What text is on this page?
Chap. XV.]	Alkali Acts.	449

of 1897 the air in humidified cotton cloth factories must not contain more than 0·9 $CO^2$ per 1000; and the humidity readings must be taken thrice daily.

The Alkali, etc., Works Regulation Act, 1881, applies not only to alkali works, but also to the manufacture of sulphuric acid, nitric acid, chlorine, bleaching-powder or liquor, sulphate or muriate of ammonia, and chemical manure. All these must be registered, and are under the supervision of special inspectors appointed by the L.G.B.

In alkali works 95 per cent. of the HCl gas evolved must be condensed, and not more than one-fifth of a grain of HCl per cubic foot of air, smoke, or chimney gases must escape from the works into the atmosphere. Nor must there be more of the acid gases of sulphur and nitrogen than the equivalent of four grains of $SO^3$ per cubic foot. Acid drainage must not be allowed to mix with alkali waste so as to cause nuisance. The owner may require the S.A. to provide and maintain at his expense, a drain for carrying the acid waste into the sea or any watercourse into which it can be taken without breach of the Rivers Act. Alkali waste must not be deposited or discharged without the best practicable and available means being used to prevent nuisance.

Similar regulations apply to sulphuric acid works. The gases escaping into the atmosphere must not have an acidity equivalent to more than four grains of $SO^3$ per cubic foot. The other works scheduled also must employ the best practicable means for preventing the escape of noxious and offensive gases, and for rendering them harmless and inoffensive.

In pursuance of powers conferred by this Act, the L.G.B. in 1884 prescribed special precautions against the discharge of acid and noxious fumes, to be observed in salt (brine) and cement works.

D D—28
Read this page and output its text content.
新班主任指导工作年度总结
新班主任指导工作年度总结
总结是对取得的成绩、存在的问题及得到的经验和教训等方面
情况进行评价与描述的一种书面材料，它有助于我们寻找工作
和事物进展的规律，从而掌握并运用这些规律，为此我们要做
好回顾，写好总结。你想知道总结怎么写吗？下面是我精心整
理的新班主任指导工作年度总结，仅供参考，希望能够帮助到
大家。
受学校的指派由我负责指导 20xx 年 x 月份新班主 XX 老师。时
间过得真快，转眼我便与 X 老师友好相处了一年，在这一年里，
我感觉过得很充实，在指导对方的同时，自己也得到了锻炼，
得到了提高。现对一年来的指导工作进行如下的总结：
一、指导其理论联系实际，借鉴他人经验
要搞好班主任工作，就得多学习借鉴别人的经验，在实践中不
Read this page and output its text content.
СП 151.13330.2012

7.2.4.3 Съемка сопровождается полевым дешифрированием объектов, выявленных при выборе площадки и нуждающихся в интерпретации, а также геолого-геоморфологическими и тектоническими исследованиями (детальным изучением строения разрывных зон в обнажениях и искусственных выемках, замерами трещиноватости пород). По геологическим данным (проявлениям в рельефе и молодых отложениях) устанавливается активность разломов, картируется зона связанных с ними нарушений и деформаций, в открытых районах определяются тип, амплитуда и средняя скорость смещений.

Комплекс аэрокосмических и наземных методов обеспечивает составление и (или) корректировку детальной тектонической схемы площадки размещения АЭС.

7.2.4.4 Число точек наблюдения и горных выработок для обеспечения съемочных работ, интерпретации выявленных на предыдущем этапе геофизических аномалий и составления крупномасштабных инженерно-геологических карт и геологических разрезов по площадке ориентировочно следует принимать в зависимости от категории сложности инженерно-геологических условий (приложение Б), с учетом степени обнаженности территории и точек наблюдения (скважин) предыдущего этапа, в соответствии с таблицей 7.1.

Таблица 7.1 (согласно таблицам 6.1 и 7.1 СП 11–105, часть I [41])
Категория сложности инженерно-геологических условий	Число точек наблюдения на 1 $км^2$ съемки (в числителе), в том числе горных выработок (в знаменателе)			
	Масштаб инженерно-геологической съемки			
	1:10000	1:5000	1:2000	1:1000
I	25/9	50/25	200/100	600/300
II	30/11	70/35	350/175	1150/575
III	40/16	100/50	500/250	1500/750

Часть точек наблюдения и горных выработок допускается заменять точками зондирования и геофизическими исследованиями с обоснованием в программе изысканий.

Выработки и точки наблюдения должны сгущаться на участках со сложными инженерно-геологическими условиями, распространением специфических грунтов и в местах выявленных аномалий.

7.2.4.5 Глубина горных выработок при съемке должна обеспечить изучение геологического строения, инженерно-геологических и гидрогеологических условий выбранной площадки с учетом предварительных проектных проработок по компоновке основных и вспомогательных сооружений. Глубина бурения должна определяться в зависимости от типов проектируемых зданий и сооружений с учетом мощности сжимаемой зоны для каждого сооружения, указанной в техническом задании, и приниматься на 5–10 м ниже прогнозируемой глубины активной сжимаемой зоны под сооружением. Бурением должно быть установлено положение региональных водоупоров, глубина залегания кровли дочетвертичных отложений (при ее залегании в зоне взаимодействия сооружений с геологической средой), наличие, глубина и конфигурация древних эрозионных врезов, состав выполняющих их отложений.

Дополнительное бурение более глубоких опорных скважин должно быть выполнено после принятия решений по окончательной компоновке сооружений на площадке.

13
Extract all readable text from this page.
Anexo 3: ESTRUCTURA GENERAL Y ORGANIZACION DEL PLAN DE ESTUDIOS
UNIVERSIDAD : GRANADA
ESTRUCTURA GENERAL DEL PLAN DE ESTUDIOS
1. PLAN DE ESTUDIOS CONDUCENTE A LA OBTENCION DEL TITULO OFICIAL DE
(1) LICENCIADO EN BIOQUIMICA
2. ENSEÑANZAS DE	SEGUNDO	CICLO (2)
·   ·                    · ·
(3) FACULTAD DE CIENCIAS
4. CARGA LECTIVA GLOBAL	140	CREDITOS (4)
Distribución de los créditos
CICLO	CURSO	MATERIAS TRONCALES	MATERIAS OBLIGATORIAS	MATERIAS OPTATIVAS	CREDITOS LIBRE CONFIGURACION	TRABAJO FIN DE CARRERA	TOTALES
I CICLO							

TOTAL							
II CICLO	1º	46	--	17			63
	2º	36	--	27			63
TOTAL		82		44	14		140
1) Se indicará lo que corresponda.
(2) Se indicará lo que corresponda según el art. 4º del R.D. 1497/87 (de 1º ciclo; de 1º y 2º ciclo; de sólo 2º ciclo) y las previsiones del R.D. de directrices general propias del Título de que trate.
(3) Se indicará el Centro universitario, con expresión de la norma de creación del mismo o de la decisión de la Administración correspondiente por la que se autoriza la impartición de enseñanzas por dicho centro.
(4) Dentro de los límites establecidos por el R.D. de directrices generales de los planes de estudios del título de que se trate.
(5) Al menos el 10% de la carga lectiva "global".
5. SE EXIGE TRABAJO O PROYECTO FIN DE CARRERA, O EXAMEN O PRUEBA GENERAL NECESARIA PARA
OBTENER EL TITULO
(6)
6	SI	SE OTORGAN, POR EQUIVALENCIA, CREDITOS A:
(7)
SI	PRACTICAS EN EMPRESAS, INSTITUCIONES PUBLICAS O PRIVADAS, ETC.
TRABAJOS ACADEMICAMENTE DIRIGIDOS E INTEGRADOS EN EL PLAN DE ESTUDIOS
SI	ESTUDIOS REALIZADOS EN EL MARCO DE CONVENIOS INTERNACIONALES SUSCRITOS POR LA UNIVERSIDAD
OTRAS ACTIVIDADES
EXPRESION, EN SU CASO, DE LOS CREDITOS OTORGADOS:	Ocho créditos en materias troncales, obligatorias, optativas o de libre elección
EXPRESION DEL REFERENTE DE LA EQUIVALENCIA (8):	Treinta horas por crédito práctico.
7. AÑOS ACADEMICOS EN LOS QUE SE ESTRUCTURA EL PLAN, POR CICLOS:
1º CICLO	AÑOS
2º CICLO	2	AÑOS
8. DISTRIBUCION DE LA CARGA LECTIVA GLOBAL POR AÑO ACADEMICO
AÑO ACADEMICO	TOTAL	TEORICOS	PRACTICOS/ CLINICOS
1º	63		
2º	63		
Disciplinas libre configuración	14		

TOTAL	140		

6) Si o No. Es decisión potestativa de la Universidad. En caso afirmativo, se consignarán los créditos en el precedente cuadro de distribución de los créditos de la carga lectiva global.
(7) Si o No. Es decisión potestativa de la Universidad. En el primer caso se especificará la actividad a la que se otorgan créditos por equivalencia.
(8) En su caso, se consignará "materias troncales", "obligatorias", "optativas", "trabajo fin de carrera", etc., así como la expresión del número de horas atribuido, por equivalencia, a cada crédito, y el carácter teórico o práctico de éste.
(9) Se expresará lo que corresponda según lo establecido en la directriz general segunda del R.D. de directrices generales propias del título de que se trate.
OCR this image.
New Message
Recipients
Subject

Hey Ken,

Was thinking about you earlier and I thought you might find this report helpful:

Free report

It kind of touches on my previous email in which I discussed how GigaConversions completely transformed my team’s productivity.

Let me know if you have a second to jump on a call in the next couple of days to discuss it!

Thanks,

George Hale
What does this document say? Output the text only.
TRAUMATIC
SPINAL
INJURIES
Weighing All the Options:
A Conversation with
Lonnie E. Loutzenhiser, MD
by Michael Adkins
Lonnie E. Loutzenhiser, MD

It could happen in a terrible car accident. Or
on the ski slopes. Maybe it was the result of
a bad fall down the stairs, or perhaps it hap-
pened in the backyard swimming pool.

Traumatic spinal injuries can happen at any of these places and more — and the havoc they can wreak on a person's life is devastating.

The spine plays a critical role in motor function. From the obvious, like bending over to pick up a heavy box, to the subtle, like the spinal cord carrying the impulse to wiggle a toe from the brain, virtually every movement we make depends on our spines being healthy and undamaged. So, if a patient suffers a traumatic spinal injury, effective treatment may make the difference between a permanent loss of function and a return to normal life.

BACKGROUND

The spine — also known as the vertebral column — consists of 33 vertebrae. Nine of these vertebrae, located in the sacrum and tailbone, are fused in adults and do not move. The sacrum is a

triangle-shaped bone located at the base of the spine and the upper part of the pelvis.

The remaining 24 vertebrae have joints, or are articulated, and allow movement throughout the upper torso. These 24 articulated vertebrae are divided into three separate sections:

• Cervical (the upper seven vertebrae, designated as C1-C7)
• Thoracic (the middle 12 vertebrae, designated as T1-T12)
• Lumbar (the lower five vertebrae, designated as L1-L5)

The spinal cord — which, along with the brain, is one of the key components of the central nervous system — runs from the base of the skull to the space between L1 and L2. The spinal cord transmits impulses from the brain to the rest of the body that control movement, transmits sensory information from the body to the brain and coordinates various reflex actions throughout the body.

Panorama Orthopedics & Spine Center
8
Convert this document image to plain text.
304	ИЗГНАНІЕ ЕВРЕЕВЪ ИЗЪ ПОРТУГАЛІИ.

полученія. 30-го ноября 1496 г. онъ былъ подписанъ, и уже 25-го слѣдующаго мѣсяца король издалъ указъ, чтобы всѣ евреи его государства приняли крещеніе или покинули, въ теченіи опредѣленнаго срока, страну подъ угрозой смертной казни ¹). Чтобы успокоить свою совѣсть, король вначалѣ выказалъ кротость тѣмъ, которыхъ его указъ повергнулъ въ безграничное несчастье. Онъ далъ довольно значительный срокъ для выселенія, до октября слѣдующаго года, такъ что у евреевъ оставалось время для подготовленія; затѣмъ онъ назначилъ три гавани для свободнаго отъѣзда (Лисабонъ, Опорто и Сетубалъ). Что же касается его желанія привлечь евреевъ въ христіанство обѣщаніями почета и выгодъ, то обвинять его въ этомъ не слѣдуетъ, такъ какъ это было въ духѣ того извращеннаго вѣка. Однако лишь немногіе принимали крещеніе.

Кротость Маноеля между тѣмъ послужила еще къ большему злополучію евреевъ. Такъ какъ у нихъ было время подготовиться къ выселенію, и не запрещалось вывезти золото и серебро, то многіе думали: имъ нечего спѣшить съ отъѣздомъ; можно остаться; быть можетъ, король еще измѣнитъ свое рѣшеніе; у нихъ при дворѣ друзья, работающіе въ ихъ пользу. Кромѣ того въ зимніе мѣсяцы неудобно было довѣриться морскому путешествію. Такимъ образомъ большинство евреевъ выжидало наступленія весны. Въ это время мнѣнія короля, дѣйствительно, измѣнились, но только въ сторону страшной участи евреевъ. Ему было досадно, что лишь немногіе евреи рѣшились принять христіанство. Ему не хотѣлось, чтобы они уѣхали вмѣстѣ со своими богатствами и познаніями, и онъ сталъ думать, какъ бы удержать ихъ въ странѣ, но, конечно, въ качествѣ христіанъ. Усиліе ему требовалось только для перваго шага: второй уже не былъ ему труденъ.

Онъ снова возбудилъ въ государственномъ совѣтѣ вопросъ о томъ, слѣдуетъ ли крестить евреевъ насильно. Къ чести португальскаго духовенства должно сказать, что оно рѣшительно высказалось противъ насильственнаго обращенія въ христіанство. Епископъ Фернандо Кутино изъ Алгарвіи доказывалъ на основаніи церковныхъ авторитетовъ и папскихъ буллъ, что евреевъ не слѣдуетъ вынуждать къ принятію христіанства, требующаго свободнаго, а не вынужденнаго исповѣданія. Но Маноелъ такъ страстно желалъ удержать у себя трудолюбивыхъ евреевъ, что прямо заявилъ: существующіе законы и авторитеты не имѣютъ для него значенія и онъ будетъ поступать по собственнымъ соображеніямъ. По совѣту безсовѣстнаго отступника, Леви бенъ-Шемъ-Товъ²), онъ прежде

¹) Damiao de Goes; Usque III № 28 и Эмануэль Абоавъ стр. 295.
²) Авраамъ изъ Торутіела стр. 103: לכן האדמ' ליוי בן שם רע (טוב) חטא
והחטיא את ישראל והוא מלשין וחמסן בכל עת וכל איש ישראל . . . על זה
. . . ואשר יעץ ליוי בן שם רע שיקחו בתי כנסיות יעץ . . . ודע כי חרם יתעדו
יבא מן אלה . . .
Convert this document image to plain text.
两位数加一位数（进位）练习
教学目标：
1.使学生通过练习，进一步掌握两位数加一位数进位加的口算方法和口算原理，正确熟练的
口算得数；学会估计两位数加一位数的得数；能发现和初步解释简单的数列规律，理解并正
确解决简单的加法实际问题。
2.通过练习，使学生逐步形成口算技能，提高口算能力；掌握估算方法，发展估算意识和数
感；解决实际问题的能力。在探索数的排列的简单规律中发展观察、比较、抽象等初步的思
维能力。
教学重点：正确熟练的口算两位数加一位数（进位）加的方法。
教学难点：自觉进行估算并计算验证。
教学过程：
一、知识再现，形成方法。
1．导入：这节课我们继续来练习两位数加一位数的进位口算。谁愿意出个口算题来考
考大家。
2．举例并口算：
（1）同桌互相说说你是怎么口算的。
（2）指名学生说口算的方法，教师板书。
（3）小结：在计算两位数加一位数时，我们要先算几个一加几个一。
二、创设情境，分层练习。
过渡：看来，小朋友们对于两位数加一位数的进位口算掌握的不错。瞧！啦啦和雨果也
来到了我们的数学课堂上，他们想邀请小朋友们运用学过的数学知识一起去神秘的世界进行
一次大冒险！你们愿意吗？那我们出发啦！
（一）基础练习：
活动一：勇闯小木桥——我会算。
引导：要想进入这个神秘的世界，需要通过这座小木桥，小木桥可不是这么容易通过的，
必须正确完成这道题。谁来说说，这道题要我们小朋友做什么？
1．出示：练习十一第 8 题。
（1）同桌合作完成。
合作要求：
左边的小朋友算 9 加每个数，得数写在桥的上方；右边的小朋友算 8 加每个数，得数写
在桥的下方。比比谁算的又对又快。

SHORT PROBLEM:
Show every line from the listing above in which the string "between" appears.

TASK SOLUTION:
The spine plays a critical role in motor function. From the obvious, like bending over to pick up a heavy box, to the subtle, like the spinal cord carrying the impulse to wiggle a toe from the brain, virtually every movement we make depends on our spines being healthy and undamaged. So, if a patient suffers a traumatic spinal injury, effective treatment may make the difference between a permanent loss of function and a return to normal life.
The spinal cord — which, along with the brain, is one of the key components of the central nervous system — runs from the base of the skull to the space between L1 and L2. The spinal cord transmits impulses from the brain to the rest of the body that control movement, transmits sensory information from the body to the brain and coordinates various reflex actions throughout the body.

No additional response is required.